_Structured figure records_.
┄┄┄┄┄┄┄┄┄┄

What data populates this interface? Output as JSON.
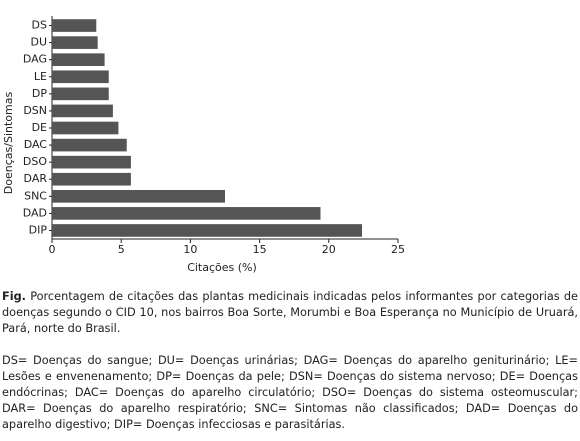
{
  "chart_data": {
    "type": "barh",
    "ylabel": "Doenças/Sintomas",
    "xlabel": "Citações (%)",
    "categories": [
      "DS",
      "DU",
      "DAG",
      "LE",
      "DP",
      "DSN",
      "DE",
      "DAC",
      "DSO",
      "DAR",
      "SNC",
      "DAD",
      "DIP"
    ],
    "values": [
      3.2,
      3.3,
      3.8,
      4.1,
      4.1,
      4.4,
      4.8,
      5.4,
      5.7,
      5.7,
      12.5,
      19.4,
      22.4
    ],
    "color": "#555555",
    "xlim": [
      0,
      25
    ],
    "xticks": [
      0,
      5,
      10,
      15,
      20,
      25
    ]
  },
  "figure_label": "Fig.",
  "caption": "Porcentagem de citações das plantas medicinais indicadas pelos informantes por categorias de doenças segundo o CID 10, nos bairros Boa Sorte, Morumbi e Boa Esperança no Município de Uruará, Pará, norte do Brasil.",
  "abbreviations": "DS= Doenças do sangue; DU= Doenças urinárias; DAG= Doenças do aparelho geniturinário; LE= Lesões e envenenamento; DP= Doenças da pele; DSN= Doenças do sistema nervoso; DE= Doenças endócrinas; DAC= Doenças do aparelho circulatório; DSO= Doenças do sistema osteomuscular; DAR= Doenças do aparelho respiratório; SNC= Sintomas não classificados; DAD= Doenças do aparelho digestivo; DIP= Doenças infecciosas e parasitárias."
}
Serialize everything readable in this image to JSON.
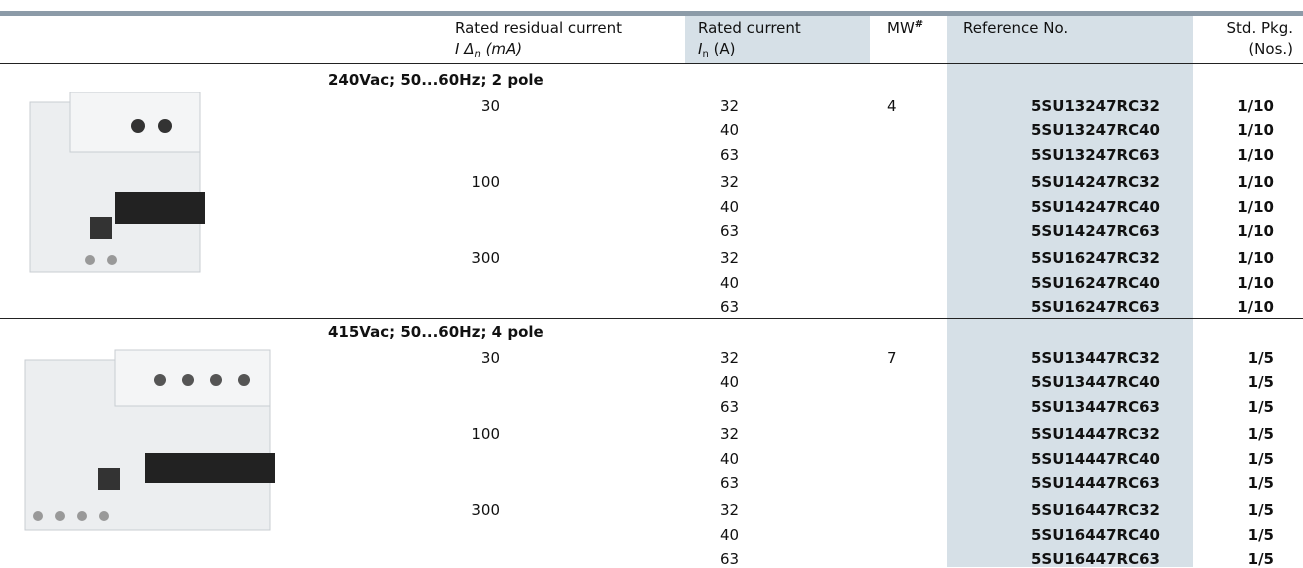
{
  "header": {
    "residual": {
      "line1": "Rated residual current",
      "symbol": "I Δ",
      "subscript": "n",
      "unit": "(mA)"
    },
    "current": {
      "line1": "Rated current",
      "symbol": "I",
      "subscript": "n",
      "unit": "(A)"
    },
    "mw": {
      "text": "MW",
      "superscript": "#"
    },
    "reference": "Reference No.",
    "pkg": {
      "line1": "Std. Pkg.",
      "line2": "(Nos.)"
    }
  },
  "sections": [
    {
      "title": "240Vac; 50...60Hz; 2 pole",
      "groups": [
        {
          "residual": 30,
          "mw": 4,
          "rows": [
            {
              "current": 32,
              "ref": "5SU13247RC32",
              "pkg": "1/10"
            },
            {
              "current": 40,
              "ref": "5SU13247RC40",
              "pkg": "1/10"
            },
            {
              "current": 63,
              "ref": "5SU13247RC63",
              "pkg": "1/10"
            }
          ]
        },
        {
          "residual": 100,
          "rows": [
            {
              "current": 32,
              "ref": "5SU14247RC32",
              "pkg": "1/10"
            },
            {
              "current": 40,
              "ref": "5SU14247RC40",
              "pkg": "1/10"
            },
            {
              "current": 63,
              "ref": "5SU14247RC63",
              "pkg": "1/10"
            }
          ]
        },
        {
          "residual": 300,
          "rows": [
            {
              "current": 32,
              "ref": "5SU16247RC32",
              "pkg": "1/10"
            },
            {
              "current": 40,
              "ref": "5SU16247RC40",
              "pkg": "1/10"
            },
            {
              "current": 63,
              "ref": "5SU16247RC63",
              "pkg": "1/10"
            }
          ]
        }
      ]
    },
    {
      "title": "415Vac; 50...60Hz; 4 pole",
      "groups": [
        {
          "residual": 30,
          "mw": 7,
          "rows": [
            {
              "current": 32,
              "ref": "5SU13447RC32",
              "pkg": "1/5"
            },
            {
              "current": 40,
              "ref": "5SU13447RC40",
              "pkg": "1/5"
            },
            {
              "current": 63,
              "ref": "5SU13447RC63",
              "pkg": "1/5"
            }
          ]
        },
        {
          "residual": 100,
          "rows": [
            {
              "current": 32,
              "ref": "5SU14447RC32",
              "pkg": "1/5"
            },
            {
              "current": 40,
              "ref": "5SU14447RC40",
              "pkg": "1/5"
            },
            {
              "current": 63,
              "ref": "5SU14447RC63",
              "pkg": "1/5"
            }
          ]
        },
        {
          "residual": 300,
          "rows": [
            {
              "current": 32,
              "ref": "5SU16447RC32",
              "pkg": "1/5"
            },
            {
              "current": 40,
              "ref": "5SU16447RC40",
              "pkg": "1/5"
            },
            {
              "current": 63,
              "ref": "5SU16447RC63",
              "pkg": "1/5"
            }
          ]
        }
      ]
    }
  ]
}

┄┄┄┄┄┄┄┄┄┄

_WHAT TO PRODUCE_.
Nothing in the entries should change as you copy them, except that the pictures are left out.

_COMPLETE OUTPUT_.
What data populates this interface? Output as JSON.
{
  "chart_data": {
    "type": "barh",
    "ylabel": "Doenças/Sintomas",
    "xlabel": "Citações (%)",
    "categories": [
      "DS",
      "DU",
      "DAG",
      "LE",
      "DP",
      "DSN",
      "DE",
      "DAC",
      "DSO",
      "DAR",
      "SNC",
      "DAD",
      "DIP"
    ],
    "values": [
      3.2,
      3.3,
      3.8,
      4.1,
      4.1,
      4.4,
      4.8,
      5.4,
      5.7,
      5.7,
      12.5,
      19.4,
      22.4
    ],
    "color": "#555555",
    "xlim": [
      0,
      25
    ],
    "xticks": [
      0,
      5,
      10,
      15,
      20,
      25
    ]
  },
  "figure_label": "Fig.",
  "caption": "Porcentagem de citações das plantas medicinais indicadas pelos informantes por categorias de doenças segundo o CID 10, nos bairros Boa Sorte, Morumbi e Boa Esperança no Município de Uruará, Pará, norte do Brasil.",
  "abbreviations": "DS= Doenças do sangue; DU= Doenças urinárias; DAG= Doenças do aparelho geniturinário; LE= Lesões e envenenamento; DP= Doenças da pele; DSN= Doenças do sistema nervoso; DE= Doenças endócrinas; DAC= Doenças do aparelho circulatório; DSO= Doenças do sistema osteomuscular; DAR= Doenças do aparelho respiratório; SNC= Sintomas não classificados; DAD= Doenças do aparelho digestivo; DIP= Doenças infecciosas e parasitárias."
}
Serialize everything readable in this image to JSON.
{
  "header": {
    "residual": {
      "line1": "Rated residual current",
      "symbol": "I Δ",
      "subscript": "n",
      "unit": "(mA)"
    },
    "current": {
      "line1": "Rated current",
      "symbol": "I",
      "subscript": "n",
      "unit": "(A)"
    },
    "mw": {
      "text": "MW",
      "superscript": "#"
    },
    "reference": "Reference No.",
    "pkg": {
      "line1": "Std. Pkg.",
      "line2": "(Nos.)"
    }
  },
  "sections": [
    {
      "title": "240Vac; 50...60Hz; 2 pole",
      "groups": [
        {
          "residual": 30,
          "mw": 4,
          "rows": [
            {
              "current": 32,
              "ref": "5SU13247RC32",
              "pkg": "1/10"
            },
            {
              "current": 40,
              "ref": "5SU13247RC40",
              "pkg": "1/10"
            },
            {
              "current": 63,
              "ref": "5SU13247RC63",
              "pkg": "1/10"
            }
          ]
        },
        {
          "residual": 100,
          "rows": [
            {
              "current": 32,
              "ref": "5SU14247RC32",
              "pkg": "1/10"
            },
            {
              "current": 40,
              "ref": "5SU14247RC40",
              "pkg": "1/10"
            },
            {
              "current": 63,
              "ref": "5SU14247RC63",
              "pkg": "1/10"
            }
          ]
        },
        {
          "residual": 300,
          "rows": [
            {
              "current": 32,
              "ref": "5SU16247RC32",
              "pkg": "1/10"
            },
            {
              "current": 40,
              "ref": "5SU16247RC40",
              "pkg": "1/10"
            },
            {
              "current": 63,
              "ref": "5SU16247RC63",
              "pkg": "1/10"
            }
          ]
        }
      ]
    },
    {
      "title": "415Vac; 50...60Hz; 4 pole",
      "groups": [
        {
          "residual": 30,
          "mw": 7,
          "rows": [
            {
              "current": 32,
              "ref": "5SU13447RC32",
              "pkg": "1/5"
            },
            {
              "current": 40,
              "ref": "5SU13447RC40",
              "pkg": "1/5"
            },
            {
              "current": 63,
              "ref": "5SU13447RC63",
              "pkg": "1/5"
            }
          ]
        },
        {
          "residual": 100,
          "rows": [
            {
              "current": 32,
              "ref": "5SU14447RC32",
              "pkg": "1/5"
            },
            {
              "current": 40,
              "ref": "5SU14447RC40",
              "pkg": "1/5"
            },
            {
              "current": 63,
              "ref": "5SU14447RC63",
              "pkg": "1/5"
            }
          ]
        },
        {
          "residual": 300,
          "rows": [
            {
              "current": 32,
              "ref": "5SU16447RC32",
              "pkg": "1/5"
            },
            {
              "current": 40,
              "ref": "5SU16447RC40",
              "pkg": "1/5"
            },
            {
              "current": 63,
              "ref": "5SU16447RC63",
              "pkg": "1/5"
            }
          ]
        }
      ]
    }
  ]
}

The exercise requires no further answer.